*Your goal:*
Look through the records below, and copy out every line that holds the string "военных".

Data records:
● ● ● ● ●

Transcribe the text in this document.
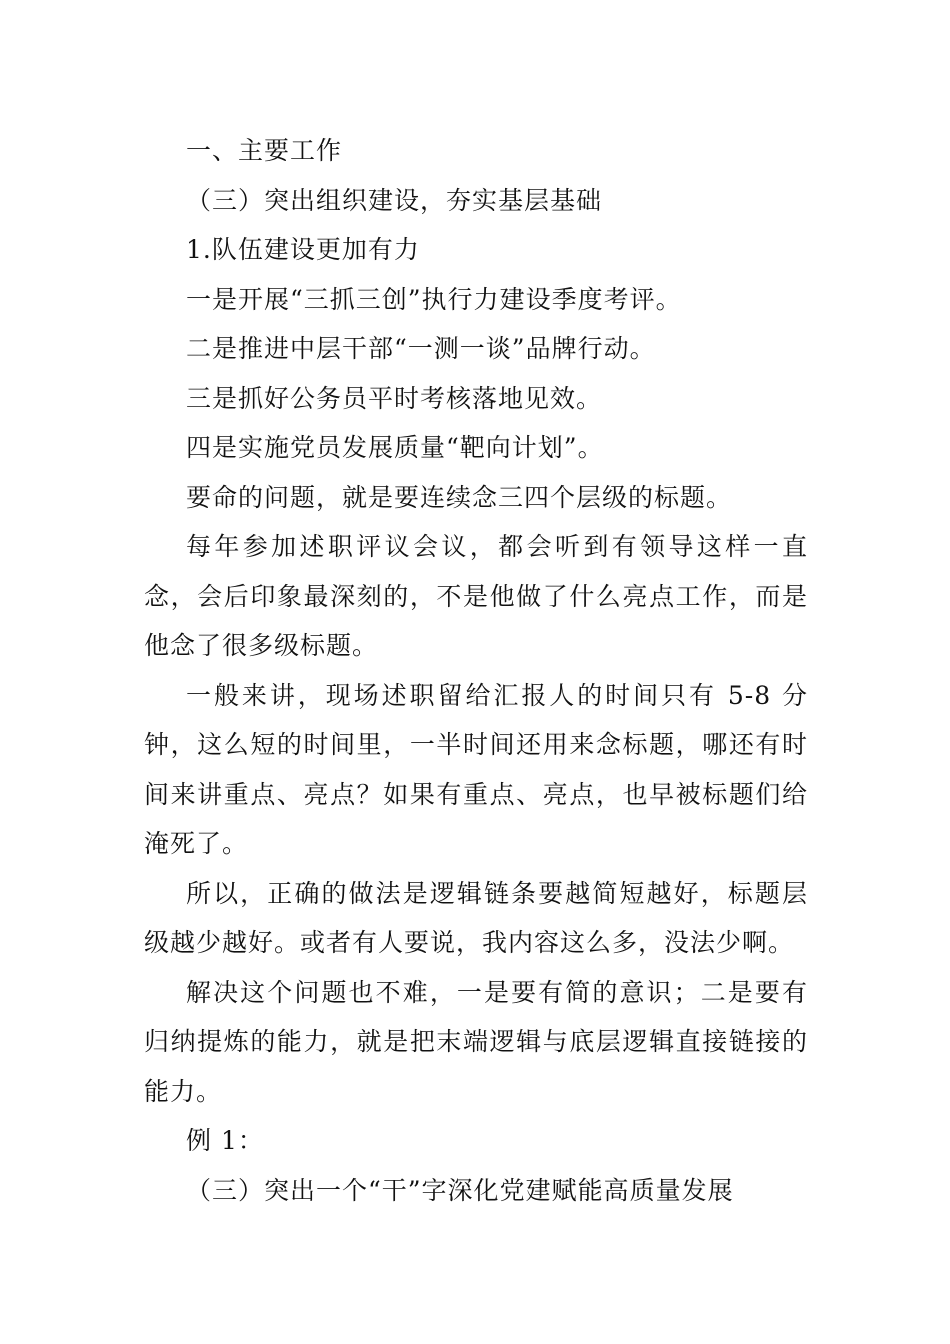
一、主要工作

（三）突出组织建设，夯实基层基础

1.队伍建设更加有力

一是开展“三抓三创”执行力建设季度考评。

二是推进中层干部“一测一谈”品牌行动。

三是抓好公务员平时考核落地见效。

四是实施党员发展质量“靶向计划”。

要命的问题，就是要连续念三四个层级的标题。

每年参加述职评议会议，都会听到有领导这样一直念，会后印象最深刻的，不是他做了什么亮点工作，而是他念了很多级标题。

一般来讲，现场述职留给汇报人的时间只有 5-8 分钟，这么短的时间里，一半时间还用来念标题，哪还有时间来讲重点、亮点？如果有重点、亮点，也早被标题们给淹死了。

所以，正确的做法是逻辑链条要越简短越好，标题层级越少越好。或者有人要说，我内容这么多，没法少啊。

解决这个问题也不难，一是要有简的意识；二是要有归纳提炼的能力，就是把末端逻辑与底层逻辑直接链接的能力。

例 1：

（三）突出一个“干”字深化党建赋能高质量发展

● ● ● ● ●

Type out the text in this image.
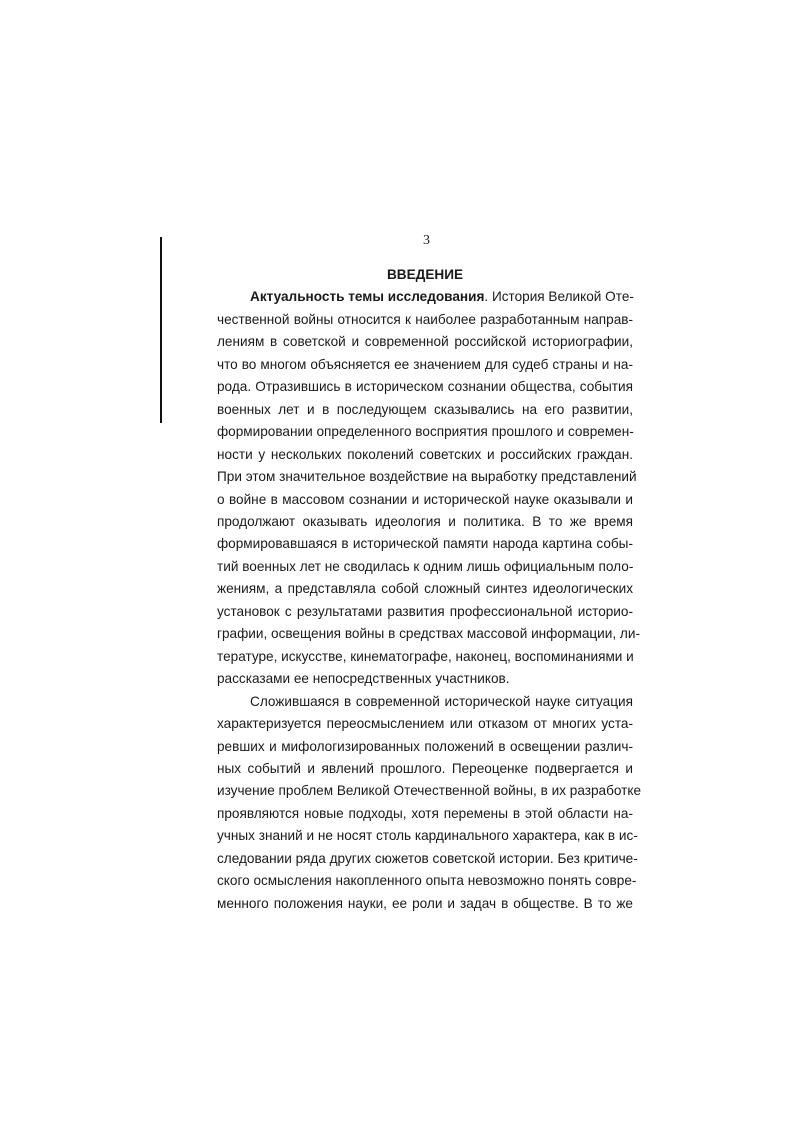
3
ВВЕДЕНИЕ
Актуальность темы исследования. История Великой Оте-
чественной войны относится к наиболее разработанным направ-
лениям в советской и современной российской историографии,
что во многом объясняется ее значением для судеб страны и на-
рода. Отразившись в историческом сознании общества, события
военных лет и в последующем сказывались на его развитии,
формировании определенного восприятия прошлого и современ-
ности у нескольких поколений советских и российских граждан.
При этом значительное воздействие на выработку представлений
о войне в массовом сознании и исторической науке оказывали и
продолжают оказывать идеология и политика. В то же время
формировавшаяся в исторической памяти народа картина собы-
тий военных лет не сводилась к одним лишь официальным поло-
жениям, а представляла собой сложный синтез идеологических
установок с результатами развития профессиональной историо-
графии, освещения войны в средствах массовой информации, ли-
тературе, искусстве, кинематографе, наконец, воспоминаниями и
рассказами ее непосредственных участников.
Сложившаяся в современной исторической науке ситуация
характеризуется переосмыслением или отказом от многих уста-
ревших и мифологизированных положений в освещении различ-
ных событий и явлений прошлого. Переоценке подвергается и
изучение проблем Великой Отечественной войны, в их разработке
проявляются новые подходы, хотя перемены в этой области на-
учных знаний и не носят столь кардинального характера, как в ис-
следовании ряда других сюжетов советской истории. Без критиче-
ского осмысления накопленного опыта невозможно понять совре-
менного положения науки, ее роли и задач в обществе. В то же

● ● ● ● ●

*Finished exercise:*
военных лет и в последующем сказывались на его развитии,
тий военных лет не сводилась к одним лишь официальным поло-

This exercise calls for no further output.